Records provided:

^^^^^^^^

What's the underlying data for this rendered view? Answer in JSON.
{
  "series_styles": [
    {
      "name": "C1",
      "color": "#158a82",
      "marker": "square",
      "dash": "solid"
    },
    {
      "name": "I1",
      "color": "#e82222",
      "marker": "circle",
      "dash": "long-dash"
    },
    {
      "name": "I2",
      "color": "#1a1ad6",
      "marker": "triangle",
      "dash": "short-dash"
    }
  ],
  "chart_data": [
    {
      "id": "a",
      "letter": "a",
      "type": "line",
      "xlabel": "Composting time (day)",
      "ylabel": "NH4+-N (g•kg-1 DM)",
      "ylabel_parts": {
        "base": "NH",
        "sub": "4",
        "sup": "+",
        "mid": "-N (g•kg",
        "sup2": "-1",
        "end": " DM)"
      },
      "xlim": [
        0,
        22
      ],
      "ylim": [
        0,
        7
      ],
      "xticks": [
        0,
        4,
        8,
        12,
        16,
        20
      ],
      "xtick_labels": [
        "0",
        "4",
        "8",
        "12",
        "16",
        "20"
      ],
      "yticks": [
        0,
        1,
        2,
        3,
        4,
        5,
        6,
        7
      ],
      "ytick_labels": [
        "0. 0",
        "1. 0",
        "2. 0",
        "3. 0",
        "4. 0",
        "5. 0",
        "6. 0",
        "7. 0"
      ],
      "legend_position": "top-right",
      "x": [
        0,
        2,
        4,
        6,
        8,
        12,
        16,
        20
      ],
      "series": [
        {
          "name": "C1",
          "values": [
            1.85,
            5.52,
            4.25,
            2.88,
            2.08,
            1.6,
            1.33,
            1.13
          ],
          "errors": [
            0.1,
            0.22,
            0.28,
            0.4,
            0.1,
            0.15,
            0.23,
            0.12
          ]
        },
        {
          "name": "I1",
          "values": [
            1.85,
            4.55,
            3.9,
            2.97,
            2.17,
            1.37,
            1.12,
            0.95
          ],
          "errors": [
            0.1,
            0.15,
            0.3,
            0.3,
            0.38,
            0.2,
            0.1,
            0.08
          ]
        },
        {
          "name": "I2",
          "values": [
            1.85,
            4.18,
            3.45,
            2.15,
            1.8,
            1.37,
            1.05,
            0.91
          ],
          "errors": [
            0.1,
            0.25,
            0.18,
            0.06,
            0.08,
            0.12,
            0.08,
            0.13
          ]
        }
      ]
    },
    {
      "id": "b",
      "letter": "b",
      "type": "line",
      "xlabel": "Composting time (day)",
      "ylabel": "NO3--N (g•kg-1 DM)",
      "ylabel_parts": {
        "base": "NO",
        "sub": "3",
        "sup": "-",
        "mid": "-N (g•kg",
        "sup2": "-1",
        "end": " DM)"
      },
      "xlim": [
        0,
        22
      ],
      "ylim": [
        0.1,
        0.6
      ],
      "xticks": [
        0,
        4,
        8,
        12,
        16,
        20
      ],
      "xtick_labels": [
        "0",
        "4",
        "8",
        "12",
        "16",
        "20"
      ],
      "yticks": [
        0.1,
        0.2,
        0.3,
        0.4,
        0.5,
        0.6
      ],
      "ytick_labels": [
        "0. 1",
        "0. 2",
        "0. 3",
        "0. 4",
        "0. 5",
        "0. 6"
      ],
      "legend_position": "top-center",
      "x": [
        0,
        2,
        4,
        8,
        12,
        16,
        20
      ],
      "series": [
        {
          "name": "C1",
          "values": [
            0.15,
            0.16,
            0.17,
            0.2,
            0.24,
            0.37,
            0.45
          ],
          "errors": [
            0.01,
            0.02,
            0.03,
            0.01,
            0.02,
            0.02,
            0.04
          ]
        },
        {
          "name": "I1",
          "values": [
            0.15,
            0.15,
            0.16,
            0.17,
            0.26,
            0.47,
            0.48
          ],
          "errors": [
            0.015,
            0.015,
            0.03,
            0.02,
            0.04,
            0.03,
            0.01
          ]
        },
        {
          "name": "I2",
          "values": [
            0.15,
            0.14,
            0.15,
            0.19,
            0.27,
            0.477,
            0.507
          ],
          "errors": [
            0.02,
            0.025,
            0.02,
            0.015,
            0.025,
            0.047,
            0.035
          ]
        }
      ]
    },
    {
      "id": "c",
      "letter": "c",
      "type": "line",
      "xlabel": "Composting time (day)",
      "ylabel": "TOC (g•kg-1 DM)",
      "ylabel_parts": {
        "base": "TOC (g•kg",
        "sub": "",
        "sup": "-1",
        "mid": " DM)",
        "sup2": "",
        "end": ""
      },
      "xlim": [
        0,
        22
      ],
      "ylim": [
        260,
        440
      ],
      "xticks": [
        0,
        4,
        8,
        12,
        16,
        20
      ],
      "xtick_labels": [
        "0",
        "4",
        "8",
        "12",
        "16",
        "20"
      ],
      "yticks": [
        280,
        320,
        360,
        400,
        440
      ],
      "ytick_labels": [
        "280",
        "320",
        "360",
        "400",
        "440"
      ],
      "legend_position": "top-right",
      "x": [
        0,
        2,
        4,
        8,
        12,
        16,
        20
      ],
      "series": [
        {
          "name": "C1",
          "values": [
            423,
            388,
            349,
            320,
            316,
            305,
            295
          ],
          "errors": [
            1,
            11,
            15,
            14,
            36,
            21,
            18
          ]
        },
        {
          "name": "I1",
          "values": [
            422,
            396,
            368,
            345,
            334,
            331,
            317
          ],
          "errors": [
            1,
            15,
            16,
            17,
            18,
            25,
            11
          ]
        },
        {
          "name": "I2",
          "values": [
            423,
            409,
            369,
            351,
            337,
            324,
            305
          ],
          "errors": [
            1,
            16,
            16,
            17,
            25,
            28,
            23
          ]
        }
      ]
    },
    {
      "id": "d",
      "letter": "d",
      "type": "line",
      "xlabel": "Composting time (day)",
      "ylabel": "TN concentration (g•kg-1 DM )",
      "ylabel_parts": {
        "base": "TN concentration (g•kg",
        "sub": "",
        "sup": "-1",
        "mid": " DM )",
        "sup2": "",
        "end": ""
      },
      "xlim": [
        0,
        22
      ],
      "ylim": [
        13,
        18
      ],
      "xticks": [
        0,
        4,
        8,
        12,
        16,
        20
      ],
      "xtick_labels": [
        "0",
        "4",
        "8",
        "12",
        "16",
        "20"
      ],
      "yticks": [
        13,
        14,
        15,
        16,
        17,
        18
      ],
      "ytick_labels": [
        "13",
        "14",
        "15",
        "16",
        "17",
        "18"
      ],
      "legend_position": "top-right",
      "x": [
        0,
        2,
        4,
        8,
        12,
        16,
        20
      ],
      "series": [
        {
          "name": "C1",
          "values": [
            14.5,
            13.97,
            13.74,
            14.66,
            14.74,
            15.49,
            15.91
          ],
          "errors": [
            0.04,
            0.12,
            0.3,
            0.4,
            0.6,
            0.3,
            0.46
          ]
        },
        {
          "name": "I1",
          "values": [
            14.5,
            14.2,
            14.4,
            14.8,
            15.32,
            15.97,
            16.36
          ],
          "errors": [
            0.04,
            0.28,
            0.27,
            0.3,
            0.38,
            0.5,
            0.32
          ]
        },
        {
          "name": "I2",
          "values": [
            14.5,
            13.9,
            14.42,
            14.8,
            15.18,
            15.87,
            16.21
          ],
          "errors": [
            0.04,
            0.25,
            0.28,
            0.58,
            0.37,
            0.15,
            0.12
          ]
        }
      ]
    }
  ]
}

^^^^^^^^

Exercise directions: Write an exact transcription of every entry above.

Output for this exercise:
What's the underlying data for this rendered view? Answer in JSON.
{
  "series_styles": [
    {
      "name": "C1",
      "color": "#158a82",
      "marker": "square",
      "dash": "solid"
    },
    {
      "name": "I1",
      "color": "#e82222",
      "marker": "circle",
      "dash": "long-dash"
    },
    {
      "name": "I2",
      "color": "#1a1ad6",
      "marker": "triangle",
      "dash": "short-dash"
    }
  ],
  "chart_data": [
    {
      "id": "a",
      "letter": "a",
      "type": "line",
      "xlabel": "Composting time (day)",
      "ylabel": "NH4+-N (g•kg-1 DM)",
      "ylabel_parts": {
        "base": "NH",
        "sub": "4",
        "sup": "+",
        "mid": "-N (g•kg",
        "sup2": "-1",
        "end": " DM)"
      },
      "xlim": [
        0,
        22
      ],
      "ylim": [
        0,
        7
      ],
      "xticks": [
        0,
        4,
        8,
        12,
        16,
        20
      ],
      "xtick_labels": [
        "0",
        "4",
        "8",
        "12",
        "16",
        "20"
      ],
      "yticks": [
        0,
        1,
        2,
        3,
        4,
        5,
        6,
        7
      ],
      "ytick_labels": [
        "0. 0",
        "1. 0",
        "2. 0",
        "3. 0",
        "4. 0",
        "5. 0",
        "6. 0",
        "7. 0"
      ],
      "legend_position": "top-right",
      "x": [
        0,
        2,
        4,
        6,
        8,
        12,
        16,
        20
      ],
      "series": [
        {
          "name": "C1",
          "values": [
            1.85,
            5.52,
            4.25,
            2.88,
            2.08,
            1.6,
            1.33,
            1.13
          ],
          "errors": [
            0.1,
            0.22,
            0.28,
            0.4,
            0.1,
            0.15,
            0.23,
            0.12
          ]
        },
        {
          "name": "I1",
          "values": [
            1.85,
            4.55,
            3.9,
            2.97,
            2.17,
            1.37,
            1.12,
            0.95
          ],
          "errors": [
            0.1,
            0.15,
            0.3,
            0.3,
            0.38,
            0.2,
            0.1,
            0.08
          ]
        },
        {
          "name": "I2",
          "values": [
            1.85,
            4.18,
            3.45,
            2.15,
            1.8,
            1.37,
            1.05,
            0.91
          ],
          "errors": [
            0.1,
            0.25,
            0.18,
            0.06,
            0.08,
            0.12,
            0.08,
            0.13
          ]
        }
      ]
    },
    {
      "id": "b",
      "letter": "b",
      "type": "line",
      "xlabel": "Composting time (day)",
      "ylabel": "NO3--N (g•kg-1 DM)",
      "ylabel_parts": {
        "base": "NO",
        "sub": "3",
        "sup": "-",
        "mid": "-N (g•kg",
        "sup2": "-1",
        "end": " DM)"
      },
      "xlim": [
        0,
        22
      ],
      "ylim": [
        0.1,
        0.6
      ],
      "xticks": [
        0,
        4,
        8,
        12,
        16,
        20
      ],
      "xtick_labels": [
        "0",
        "4",
        "8",
        "12",
        "16",
        "20"
      ],
      "yticks": [
        0.1,
        0.2,
        0.3,
        0.4,
        0.5,
        0.6
      ],
      "ytick_labels": [
        "0. 1",
        "0. 2",
        "0. 3",
        "0. 4",
        "0. 5",
        "0. 6"
      ],
      "legend_position": "top-center",
      "x": [
        0,
        2,
        4,
        8,
        12,
        16,
        20
      ],
      "series": [
        {
          "name": "C1",
          "values": [
            0.15,
            0.16,
            0.17,
            0.2,
            0.24,
            0.37,
            0.45
          ],
          "errors": [
            0.01,
            0.02,
            0.03,
            0.01,
            0.02,
            0.02,
            0.04
          ]
        },
        {
          "name": "I1",
          "values": [
            0.15,
            0.15,
            0.16,
            0.17,
            0.26,
            0.47,
            0.48
          ],
          "errors": [
            0.015,
            0.015,
            0.03,
            0.02,
            0.04,
            0.03,
            0.01
          ]
        },
        {
          "name": "I2",
          "values": [
            0.15,
            0.14,
            0.15,
            0.19,
            0.27,
            0.477,
            0.507
          ],
          "errors": [
            0.02,
            0.025,
            0.02,
            0.015,
            0.025,
            0.047,
            0.035
          ]
        }
      ]
    },
    {
      "id": "c",
      "letter": "c",
      "type": "line",
      "xlabel": "Composting time (day)",
      "ylabel": "TOC (g•kg-1 DM)",
      "ylabel_parts": {
        "base": "TOC (g•kg",
        "sub": "",
        "sup": "-1",
        "mid": " DM)",
        "sup2": "",
        "end": ""
      },
      "xlim": [
        0,
        22
      ],
      "ylim": [
        260,
        440
      ],
      "xticks": [
        0,
        4,
        8,
        12,
        16,
        20
      ],
      "xtick_labels": [
        "0",
        "4",
        "8",
        "12",
        "16",
        "20"
      ],
      "yticks": [
        280,
        320,
        360,
        400,
        440
      ],
      "ytick_labels": [
        "280",
        "320",
        "360",
        "400",
        "440"
      ],
      "legend_position": "top-right",
      "x": [
        0,
        2,
        4,
        8,
        12,
        16,
        20
      ],
      "series": [
        {
          "name": "C1",
          "values": [
            423,
            388,
            349,
            320,
            316,
            305,
            295
          ],
          "errors": [
            1,
            11,
            15,
            14,
            36,
            21,
            18
          ]
        },
        {
          "name": "I1",
          "values": [
            422,
            396,
            368,
            345,
            334,
            331,
            317
          ],
          "errors": [
            1,
            15,
            16,
            17,
            18,
            25,
            11
          ]
        },
        {
          "name": "I2",
          "values": [
            423,
            409,
            369,
            351,
            337,
            324,
            305
          ],
          "errors": [
            1,
            16,
            16,
            17,
            25,
            28,
            23
          ]
        }
      ]
    },
    {
      "id": "d",
      "letter": "d",
      "type": "line",
      "xlabel": "Composting time (day)",
      "ylabel": "TN concentration (g•kg-1 DM )",
      "ylabel_parts": {
        "base": "TN concentration (g•kg",
        "sub": "",
        "sup": "-1",
        "mid": " DM )",
        "sup2": "",
        "end": ""
      },
      "xlim": [
        0,
        22
      ],
      "ylim": [
        13,
        18
      ],
      "xticks": [
        0,
        4,
        8,
        12,
        16,
        20
      ],
      "xtick_labels": [
        "0",
        "4",
        "8",
        "12",
        "16",
        "20"
      ],
      "yticks": [
        13,
        14,
        15,
        16,
        17,
        18
      ],
      "ytick_labels": [
        "13",
        "14",
        "15",
        "16",
        "17",
        "18"
      ],
      "legend_position": "top-right",
      "x": [
        0,
        2,
        4,
        8,
        12,
        16,
        20
      ],
      "series": [
        {
          "name": "C1",
          "values": [
            14.5,
            13.97,
            13.74,
            14.66,
            14.74,
            15.49,
            15.91
          ],
          "errors": [
            0.04,
            0.12,
            0.3,
            0.4,
            0.6,
            0.3,
            0.46
          ]
        },
        {
          "name": "I1",
          "values": [
            14.5,
            14.2,
            14.4,
            14.8,
            15.32,
            15.97,
            16.36
          ],
          "errors": [
            0.04,
            0.28,
            0.27,
            0.3,
            0.38,
            0.5,
            0.32
          ]
        },
        {
          "name": "I2",
          "values": [
            14.5,
            13.9,
            14.42,
            14.8,
            15.18,
            15.87,
            16.21
          ],
          "errors": [
            0.04,
            0.25,
            0.28,
            0.58,
            0.37,
            0.15,
            0.12
          ]
        }
      ]
    }
  ]
}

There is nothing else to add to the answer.